◆ **STATED TASK**
Search the material below for the string "xlabel" and extract each line that has it.

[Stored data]

===============

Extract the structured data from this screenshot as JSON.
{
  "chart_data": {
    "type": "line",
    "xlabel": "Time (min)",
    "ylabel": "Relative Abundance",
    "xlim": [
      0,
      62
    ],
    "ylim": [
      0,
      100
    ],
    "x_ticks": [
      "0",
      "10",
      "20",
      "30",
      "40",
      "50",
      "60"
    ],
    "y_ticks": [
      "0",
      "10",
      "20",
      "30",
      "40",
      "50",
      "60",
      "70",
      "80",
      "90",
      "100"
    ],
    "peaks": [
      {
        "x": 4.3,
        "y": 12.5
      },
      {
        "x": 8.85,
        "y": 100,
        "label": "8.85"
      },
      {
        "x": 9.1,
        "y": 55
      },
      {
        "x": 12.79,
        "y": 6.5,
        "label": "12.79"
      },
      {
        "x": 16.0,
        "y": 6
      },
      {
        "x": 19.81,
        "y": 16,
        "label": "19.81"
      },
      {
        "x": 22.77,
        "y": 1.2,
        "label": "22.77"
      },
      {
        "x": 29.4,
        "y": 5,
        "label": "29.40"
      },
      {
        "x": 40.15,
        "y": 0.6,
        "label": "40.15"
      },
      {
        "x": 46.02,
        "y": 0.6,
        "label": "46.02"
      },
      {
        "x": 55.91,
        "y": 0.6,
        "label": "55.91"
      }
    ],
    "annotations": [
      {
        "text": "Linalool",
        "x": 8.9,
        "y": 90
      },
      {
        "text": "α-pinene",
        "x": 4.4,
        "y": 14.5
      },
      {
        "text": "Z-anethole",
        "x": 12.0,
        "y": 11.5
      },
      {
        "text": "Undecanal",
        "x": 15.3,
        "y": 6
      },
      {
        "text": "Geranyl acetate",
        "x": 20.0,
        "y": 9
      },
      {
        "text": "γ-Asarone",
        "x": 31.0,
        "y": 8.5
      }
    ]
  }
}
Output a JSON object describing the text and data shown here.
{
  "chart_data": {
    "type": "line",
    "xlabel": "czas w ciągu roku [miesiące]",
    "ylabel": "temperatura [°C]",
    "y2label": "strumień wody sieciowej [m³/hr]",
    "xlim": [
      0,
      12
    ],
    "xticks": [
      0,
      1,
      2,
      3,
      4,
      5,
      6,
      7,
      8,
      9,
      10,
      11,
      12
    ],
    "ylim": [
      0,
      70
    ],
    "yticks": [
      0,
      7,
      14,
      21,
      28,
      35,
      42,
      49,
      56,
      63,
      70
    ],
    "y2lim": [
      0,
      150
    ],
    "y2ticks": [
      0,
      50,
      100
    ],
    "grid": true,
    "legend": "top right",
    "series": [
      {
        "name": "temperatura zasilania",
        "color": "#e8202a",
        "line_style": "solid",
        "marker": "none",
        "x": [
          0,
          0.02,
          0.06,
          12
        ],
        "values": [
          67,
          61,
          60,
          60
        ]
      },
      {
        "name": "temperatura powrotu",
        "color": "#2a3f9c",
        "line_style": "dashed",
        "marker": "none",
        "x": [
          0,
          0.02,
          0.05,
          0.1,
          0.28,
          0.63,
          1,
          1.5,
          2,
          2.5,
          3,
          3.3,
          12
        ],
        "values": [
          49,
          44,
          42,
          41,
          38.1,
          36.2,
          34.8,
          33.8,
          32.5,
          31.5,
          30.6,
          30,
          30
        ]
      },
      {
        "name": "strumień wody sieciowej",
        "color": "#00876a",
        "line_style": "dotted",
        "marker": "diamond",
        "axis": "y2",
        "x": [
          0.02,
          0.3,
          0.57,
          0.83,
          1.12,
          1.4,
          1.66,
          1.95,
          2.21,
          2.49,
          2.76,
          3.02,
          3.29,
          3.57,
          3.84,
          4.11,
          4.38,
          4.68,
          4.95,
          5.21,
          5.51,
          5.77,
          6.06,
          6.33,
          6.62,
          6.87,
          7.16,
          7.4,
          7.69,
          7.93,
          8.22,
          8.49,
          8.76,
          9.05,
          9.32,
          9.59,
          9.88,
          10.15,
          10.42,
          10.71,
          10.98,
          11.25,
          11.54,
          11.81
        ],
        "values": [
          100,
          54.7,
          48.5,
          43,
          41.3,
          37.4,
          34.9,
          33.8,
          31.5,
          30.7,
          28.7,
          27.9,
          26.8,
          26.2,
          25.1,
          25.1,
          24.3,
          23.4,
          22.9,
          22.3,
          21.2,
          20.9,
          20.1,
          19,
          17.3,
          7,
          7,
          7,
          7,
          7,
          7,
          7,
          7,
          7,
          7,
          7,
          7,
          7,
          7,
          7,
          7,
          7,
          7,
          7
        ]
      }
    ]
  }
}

===============

◆ **THE COMPLETED TASK**
    "xlabel": "Time (min)",
    "xlabel": "czas w ciągu roku [miesiące]",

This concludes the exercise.